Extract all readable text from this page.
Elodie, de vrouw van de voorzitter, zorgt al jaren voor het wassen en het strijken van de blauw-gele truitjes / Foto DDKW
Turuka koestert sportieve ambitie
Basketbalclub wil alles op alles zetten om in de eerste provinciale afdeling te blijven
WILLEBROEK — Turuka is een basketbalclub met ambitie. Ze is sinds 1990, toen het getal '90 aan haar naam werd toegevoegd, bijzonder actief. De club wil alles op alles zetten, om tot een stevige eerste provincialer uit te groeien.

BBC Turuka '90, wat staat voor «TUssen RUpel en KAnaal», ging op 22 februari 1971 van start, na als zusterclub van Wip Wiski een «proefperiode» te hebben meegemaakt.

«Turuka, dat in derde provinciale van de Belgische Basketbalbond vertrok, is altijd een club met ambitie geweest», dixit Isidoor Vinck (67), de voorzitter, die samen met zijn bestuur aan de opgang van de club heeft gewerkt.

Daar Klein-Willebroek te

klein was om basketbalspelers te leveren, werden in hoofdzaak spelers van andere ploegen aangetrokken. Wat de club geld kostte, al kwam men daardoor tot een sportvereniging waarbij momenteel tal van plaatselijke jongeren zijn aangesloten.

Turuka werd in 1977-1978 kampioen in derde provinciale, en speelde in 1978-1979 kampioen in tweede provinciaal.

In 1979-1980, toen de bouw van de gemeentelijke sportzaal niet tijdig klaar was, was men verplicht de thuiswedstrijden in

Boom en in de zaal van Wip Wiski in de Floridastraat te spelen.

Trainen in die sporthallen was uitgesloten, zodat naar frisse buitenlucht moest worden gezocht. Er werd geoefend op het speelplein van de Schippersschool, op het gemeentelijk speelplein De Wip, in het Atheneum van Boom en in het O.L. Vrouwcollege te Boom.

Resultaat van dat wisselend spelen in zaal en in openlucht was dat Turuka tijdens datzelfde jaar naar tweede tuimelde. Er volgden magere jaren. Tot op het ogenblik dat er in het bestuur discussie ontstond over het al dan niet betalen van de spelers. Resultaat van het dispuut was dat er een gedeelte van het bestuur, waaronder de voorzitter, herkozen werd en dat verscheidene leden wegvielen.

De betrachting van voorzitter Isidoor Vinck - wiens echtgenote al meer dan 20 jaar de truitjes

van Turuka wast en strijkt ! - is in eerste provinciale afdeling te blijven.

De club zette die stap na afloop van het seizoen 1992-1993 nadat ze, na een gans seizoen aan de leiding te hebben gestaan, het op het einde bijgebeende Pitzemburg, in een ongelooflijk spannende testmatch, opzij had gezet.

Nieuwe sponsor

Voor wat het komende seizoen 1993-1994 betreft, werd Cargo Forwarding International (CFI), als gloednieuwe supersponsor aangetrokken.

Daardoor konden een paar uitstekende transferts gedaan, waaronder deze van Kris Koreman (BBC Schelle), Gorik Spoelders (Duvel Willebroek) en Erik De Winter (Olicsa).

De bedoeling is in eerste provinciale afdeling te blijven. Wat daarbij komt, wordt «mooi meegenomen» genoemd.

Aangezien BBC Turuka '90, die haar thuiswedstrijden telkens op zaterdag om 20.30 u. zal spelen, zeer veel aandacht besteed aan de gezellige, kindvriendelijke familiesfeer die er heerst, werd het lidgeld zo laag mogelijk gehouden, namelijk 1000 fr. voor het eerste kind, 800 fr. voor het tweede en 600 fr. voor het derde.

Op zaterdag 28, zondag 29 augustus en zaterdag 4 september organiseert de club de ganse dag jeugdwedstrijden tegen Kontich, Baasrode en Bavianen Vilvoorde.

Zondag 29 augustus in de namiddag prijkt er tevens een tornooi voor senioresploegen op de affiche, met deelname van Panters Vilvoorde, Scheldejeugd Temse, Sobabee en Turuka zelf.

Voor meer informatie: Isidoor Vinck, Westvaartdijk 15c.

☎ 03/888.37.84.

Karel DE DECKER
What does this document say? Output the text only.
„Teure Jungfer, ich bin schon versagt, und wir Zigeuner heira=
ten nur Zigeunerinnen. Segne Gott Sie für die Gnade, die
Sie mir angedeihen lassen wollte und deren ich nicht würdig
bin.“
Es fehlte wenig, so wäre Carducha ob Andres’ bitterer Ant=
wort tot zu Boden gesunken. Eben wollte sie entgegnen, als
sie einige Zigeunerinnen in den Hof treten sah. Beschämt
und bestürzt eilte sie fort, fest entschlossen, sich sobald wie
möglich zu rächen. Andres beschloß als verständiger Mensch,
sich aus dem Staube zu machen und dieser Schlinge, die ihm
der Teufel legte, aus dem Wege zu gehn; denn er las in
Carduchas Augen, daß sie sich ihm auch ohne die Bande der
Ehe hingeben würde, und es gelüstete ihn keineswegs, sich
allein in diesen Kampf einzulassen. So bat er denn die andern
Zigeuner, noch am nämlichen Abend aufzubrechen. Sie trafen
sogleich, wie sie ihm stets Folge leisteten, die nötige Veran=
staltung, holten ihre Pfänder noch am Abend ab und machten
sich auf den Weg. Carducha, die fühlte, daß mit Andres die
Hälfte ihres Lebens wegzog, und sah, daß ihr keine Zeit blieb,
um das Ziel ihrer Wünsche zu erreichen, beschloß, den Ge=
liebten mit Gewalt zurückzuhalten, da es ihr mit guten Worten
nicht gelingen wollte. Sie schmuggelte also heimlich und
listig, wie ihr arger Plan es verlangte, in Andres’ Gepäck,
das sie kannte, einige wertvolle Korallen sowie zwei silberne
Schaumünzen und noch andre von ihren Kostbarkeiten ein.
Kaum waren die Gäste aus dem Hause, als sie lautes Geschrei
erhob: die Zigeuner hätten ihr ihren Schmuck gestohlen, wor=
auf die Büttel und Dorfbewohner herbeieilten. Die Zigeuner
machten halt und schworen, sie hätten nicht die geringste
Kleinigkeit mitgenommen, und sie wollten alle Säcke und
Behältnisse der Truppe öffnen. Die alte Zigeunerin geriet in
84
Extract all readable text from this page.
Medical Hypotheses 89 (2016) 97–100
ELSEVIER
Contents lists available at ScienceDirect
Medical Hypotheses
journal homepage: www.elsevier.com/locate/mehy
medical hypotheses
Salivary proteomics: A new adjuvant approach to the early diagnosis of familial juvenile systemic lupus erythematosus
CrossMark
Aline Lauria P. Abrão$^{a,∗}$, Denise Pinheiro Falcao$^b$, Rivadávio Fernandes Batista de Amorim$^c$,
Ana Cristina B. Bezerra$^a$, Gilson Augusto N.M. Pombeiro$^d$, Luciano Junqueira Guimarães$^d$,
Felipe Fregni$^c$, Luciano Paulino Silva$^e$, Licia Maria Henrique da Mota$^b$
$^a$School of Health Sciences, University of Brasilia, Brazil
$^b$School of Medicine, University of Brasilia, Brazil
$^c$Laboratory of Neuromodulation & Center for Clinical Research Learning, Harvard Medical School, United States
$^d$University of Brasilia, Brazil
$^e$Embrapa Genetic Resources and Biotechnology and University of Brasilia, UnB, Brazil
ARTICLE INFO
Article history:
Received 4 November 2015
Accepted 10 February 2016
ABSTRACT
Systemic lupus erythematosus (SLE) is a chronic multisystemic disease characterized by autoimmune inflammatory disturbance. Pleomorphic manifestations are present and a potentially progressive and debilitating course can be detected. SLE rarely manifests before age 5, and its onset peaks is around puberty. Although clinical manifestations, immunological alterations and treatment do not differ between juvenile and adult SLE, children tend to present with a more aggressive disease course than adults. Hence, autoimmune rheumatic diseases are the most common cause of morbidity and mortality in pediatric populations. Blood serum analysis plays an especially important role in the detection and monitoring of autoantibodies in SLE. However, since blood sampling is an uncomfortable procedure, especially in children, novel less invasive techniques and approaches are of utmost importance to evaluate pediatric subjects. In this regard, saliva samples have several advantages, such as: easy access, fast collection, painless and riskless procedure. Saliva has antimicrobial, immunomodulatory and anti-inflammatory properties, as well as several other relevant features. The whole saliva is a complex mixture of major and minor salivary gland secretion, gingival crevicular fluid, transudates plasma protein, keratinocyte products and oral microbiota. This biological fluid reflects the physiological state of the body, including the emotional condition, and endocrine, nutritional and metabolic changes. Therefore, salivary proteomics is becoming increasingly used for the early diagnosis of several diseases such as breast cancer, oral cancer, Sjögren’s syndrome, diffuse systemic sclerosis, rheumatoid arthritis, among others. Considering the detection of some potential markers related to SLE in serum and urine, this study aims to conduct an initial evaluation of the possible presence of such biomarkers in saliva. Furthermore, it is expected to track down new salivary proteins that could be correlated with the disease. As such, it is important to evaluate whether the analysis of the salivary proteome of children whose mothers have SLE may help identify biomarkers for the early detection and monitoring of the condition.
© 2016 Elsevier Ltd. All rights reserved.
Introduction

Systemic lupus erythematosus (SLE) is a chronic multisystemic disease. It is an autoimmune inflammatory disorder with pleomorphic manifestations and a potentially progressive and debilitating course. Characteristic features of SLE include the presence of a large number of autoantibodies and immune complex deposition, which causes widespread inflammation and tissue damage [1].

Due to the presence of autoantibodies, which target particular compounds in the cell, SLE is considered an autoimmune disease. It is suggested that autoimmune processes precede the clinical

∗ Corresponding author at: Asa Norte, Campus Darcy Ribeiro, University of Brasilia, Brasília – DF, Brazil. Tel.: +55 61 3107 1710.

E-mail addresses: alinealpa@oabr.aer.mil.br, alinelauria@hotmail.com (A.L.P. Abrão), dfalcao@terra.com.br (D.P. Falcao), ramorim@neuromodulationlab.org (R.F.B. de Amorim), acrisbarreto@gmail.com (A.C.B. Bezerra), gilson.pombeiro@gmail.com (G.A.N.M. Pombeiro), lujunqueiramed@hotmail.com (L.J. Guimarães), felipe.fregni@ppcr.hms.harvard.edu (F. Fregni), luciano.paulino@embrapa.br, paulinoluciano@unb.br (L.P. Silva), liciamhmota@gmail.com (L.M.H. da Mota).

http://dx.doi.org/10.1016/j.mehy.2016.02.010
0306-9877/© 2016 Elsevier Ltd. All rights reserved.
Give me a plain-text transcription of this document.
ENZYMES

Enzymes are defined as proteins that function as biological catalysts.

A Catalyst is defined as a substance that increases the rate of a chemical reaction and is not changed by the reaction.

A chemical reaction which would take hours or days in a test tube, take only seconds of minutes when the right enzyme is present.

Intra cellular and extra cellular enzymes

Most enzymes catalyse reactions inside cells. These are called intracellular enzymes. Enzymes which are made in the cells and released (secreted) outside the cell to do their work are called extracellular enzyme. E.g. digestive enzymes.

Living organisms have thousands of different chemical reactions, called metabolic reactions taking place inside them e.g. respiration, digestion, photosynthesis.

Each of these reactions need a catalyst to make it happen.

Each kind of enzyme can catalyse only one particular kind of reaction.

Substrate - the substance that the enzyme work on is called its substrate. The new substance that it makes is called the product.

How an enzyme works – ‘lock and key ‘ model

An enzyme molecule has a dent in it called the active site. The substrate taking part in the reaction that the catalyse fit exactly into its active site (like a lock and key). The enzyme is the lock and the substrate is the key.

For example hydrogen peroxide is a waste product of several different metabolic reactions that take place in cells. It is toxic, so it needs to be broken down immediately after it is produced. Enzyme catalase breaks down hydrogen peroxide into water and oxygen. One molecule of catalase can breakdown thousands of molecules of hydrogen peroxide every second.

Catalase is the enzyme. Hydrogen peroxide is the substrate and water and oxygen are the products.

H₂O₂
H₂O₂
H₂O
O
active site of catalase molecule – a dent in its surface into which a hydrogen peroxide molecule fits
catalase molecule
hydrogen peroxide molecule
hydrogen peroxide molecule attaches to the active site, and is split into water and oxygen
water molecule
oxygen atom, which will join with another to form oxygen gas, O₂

----------------------------------------

■ **What is needed**:
Report every line of the material above in which "ihren" appears.

■ **Answer to the exercise**:
Schaumünzen und noch andre von ihren Kostbarkeiten ein.
erhob: die Zigeuner hätten ihr ihren Schmuck gestohlen, wor=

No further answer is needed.